[Source data]
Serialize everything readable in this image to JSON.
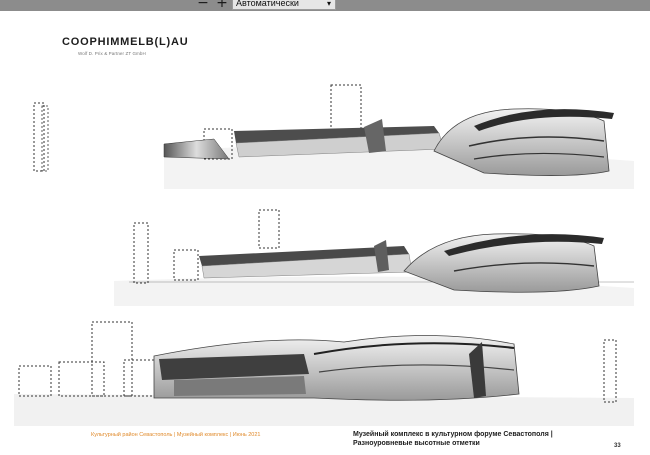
{
  "toolbar": {
    "zoom_out_symbol": "−",
    "zoom_in_symbol": "+",
    "zoom_value": "Автоматически",
    "dropdown_icon": "chevron-down-icon"
  },
  "page": {
    "logo": "COOPHIMMELB(L)AU",
    "logo_subtitle": "Wolf D. Prix & Partner ZT GmbH",
    "footer_left": "Культурный район Севастополь | Музейный комплекс | Июнь 2021",
    "footer_title_line1": "Музейный комплекс в культурном форуме Севастополя |",
    "footer_title_line2": "Разноуровневые высотные отметки",
    "page_number": "33",
    "footer_color": "#e08a2b"
  }
}
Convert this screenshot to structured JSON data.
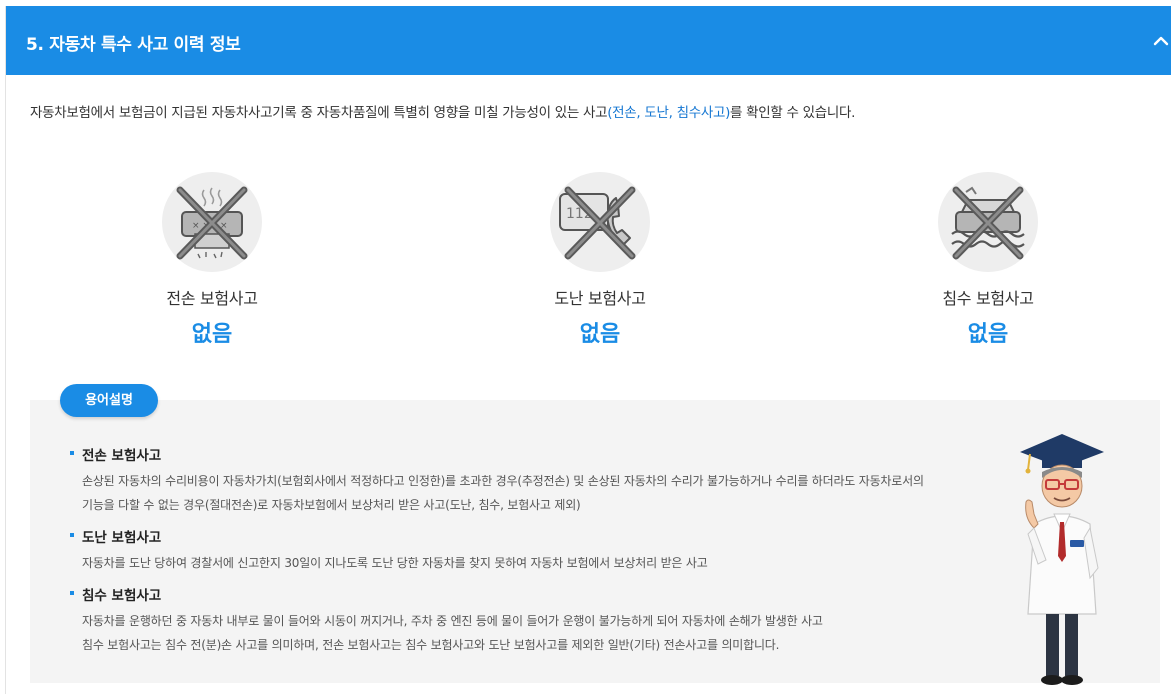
{
  "header": {
    "title": "5. 자동차 특수 사고 이력 정보",
    "toggle_icon": "chevron-up-icon"
  },
  "intro": {
    "text_before": "자동차보험에서 보험금이 지급된 자동차사고기록 중 자동차품질에 특별히 영향을 미칠 가능성이 있는 사고",
    "highlight": "(전손, 도난, 침수사고)",
    "text_after": "를 확인할 수 있습니다."
  },
  "accidents": [
    {
      "label": "전손 보험사고",
      "value": "없음",
      "icon": "wrecked-car-icon"
    },
    {
      "label": "도난 보험사고",
      "value": "없음",
      "icon": "stolen-car-phone-icon"
    },
    {
      "label": "침수 보험사고",
      "value": "없음",
      "icon": "flooded-car-icon"
    }
  ],
  "glossary": {
    "badge": "용어설명",
    "terms": [
      {
        "title": "전손 보험사고",
        "lines": [
          "손상된 자동차의 수리비용이 자동차가치(보험회사에서 적정하다고 인정한)를 초과한 경우(추정전손) 및 손상된 자동차의 수리가 불가능하거나 수리를 하더라도 자동차로서의",
          "기능을 다할 수 없는 경우(절대전손)로 자동차보험에서 보상처리 받은 사고(도난, 침수, 보험사고 제외)"
        ]
      },
      {
        "title": "도난 보험사고",
        "lines": [
          "자동차를 도난 당하여 경찰서에 신고한지 30일이 지나도록 도난 당한 자동차를 찾지 못하여 자동차 보험에서 보상처리 받은 사고"
        ]
      },
      {
        "title": "침수 보험사고",
        "lines": [
          "자동차를 운행하던 중 자동차 내부로 물이 들어와 시동이 꺼지거나, 주차 중 엔진 등에 물이 들어가 운행이 불가능하게 되어 자동차에 손해가 발생한 사고",
          "침수 보험사고는 침수 전(분)손 사고를 의미하며, 전손 보험사고는 침수 보험사고와 도난 보험사고를 제외한 일반(기타) 전손사고를 의미합니다."
        ]
      }
    ]
  },
  "colors": {
    "accent": "#1a8ce5",
    "highlight": "#1677d2",
    "glossary_bg": "#f4f4f4"
  }
}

● **WHAT NEEDS TO BE DONE**:
Extract the text of all the records above verbatim, excluding pictures.

● **SOLVED PROBLEM**:
Serialize everything readable in this image to JSON.
{
  "toolbar": {
    "zoom_out_symbol": "−",
    "zoom_in_symbol": "+",
    "zoom_value": "Автоматически",
    "dropdown_icon": "chevron-down-icon"
  },
  "page": {
    "logo": "COOPHIMMELB(L)AU",
    "logo_subtitle": "Wolf D. Prix & Partner ZT GmbH",
    "footer_left": "Культурный район Севастополь | Музейный комплекс | Июнь 2021",
    "footer_title_line1": "Музейный комплекс в культурном форуме Севастополя |",
    "footer_title_line2": "Разноуровневые высотные отметки",
    "page_number": "33",
    "footer_color": "#e08a2b"
  }
}
Convert this screenshot to structured JSON data.
{
  "header": {
    "title": "5. 자동차 특수 사고 이력 정보",
    "toggle_icon": "chevron-up-icon"
  },
  "intro": {
    "text_before": "자동차보험에서 보험금이 지급된 자동차사고기록 중 자동차품질에 특별히 영향을 미칠 가능성이 있는 사고",
    "highlight": "(전손, 도난, 침수사고)",
    "text_after": "를 확인할 수 있습니다."
  },
  "accidents": [
    {
      "label": "전손 보험사고",
      "value": "없음",
      "icon": "wrecked-car-icon"
    },
    {
      "label": "도난 보험사고",
      "value": "없음",
      "icon": "stolen-car-phone-icon"
    },
    {
      "label": "침수 보험사고",
      "value": "없음",
      "icon": "flooded-car-icon"
    }
  ],
  "glossary": {
    "badge": "용어설명",
    "terms": [
      {
        "title": "전손 보험사고",
        "lines": [
          "손상된 자동차의 수리비용이 자동차가치(보험회사에서 적정하다고 인정한)를 초과한 경우(추정전손) 및 손상된 자동차의 수리가 불가능하거나 수리를 하더라도 자동차로서의",
          "기능을 다할 수 없는 경우(절대전손)로 자동차보험에서 보상처리 받은 사고(도난, 침수, 보험사고 제외)"
        ]
      },
      {
        "title": "도난 보험사고",
        "lines": [
          "자동차를 도난 당하여 경찰서에 신고한지 30일이 지나도록 도난 당한 자동차를 찾지 못하여 자동차 보험에서 보상처리 받은 사고"
        ]
      },
      {
        "title": "침수 보험사고",
        "lines": [
          "자동차를 운행하던 중 자동차 내부로 물이 들어와 시동이 꺼지거나, 주차 중 엔진 등에 물이 들어가 운행이 불가능하게 되어 자동차에 손해가 발생한 사고",
          "침수 보험사고는 침수 전(분)손 사고를 의미하며, 전손 보험사고는 침수 보험사고와 도난 보험사고를 제외한 일반(기타) 전손사고를 의미합니다."
        ]
      }
    ]
  },
  "colors": {
    "accent": "#1a8ce5",
    "highlight": "#1677d2",
    "glossary_bg": "#f4f4f4"
  }
}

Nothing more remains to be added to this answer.